Data in this exercise start
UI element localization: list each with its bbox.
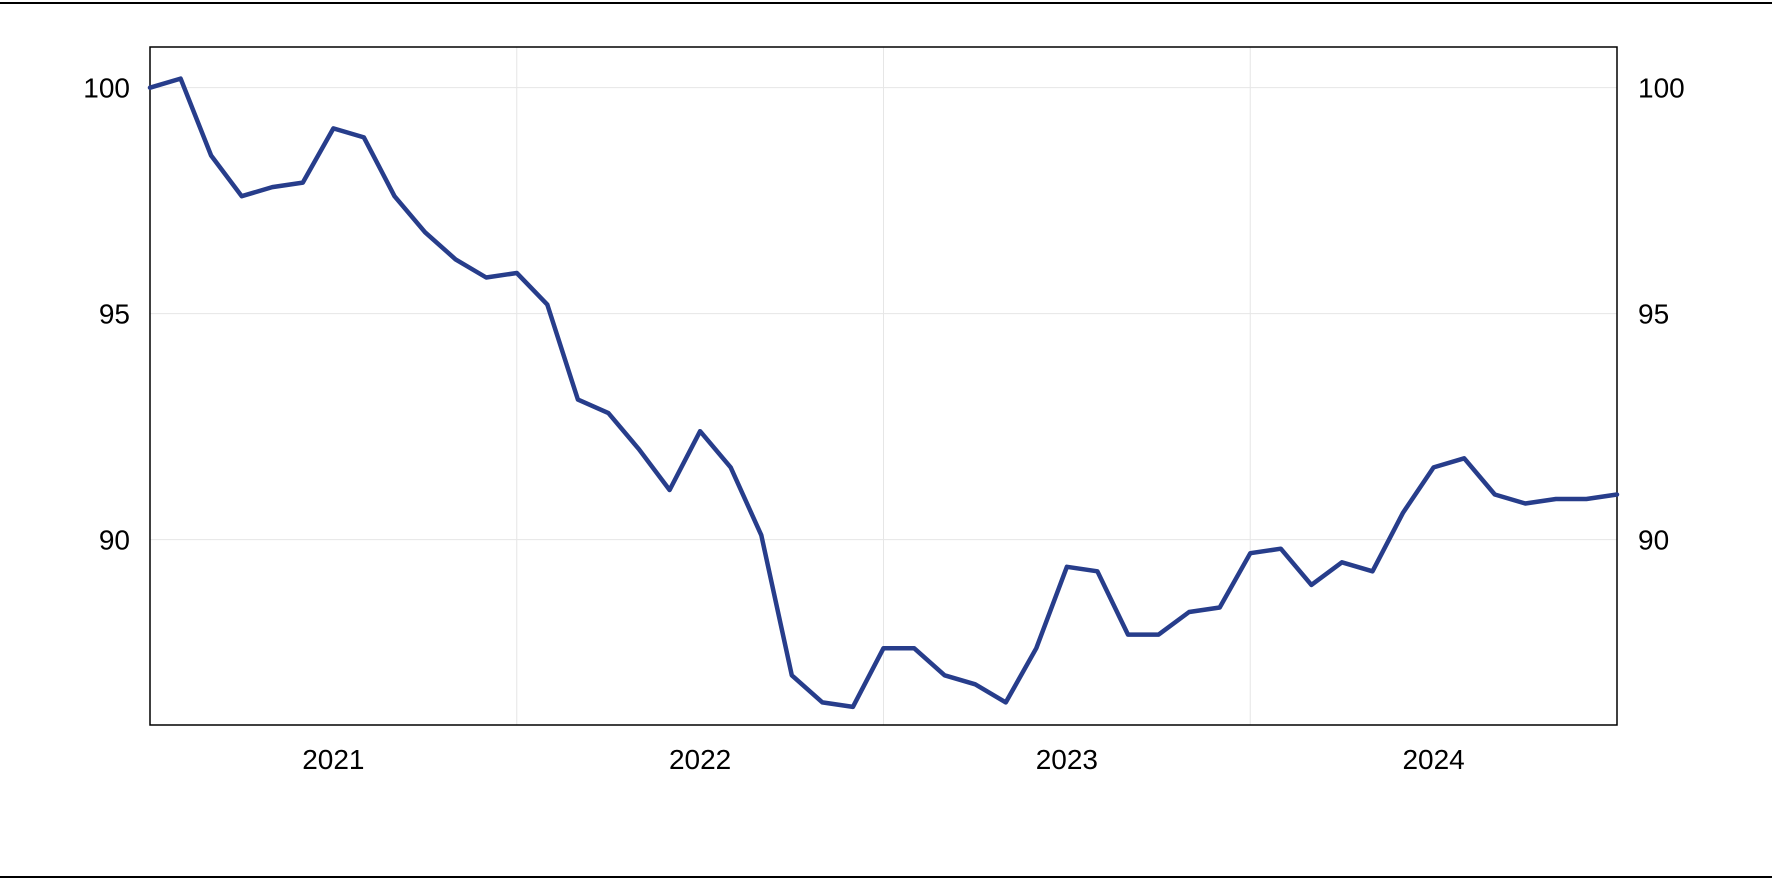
x-tick-label: 2024: [1402, 744, 1464, 775]
x-tick-label: 2023: [1036, 744, 1098, 775]
x-tick-label: 2021: [302, 744, 364, 775]
x-axis: 2021 2022 2023 2024: [302, 744, 1465, 775]
series-line-0: [147, 76, 1620, 710]
y-tick-label-right: 95: [1638, 299, 1669, 330]
y-tick-label-right: 100: [1638, 73, 1685, 104]
plot-frame: [149, 46, 1618, 726]
y-tick-label-left: 100: [83, 73, 130, 104]
series-layer: [147, 76, 1620, 710]
y-axis-left: 90 95 100: [83, 73, 130, 556]
y-tick-label-left: 95: [99, 299, 130, 330]
x-tick-label: 2022: [669, 744, 731, 775]
gridlines: [150, 47, 1617, 725]
y-tick-label-left: 90: [99, 525, 130, 556]
y-axis-right: 90 95 100: [1638, 73, 1685, 556]
y-tick-label-right: 90: [1638, 525, 1669, 556]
Data in this exercise end
Rewrite the records above, changing every "x-tick-label" to "x-axis-label" and keeping everything else the same. Omit the pictures.

▶ [Result below]
UI element localization: list each with its bbox.
x-axis-label: 2024: [1402, 744, 1464, 775]
x-axis-label: 2023: [1036, 744, 1098, 775]
x-axis-label: 2021: [302, 744, 364, 775]
x-axis: 2021 2022 2023 2024: [302, 744, 1465, 775]
series-line-0: [147, 76, 1620, 710]
y-tick-label-right: 95: [1638, 299, 1669, 330]
y-tick-label-right: 100: [1638, 73, 1685, 104]
plot-frame: [149, 46, 1618, 726]
y-tick-label-left: 100: [83, 73, 130, 104]
series-layer: [147, 76, 1620, 710]
y-axis-left: 90 95 100: [83, 73, 130, 556]
y-tick-label-left: 95: [99, 299, 130, 330]
x-axis-label: 2022: [669, 744, 731, 775]
gridlines: [150, 47, 1617, 725]
y-tick-label-left: 90: [99, 525, 130, 556]
y-axis-right: 90 95 100: [1638, 73, 1685, 556]
y-tick-label-right: 90: [1638, 525, 1669, 556]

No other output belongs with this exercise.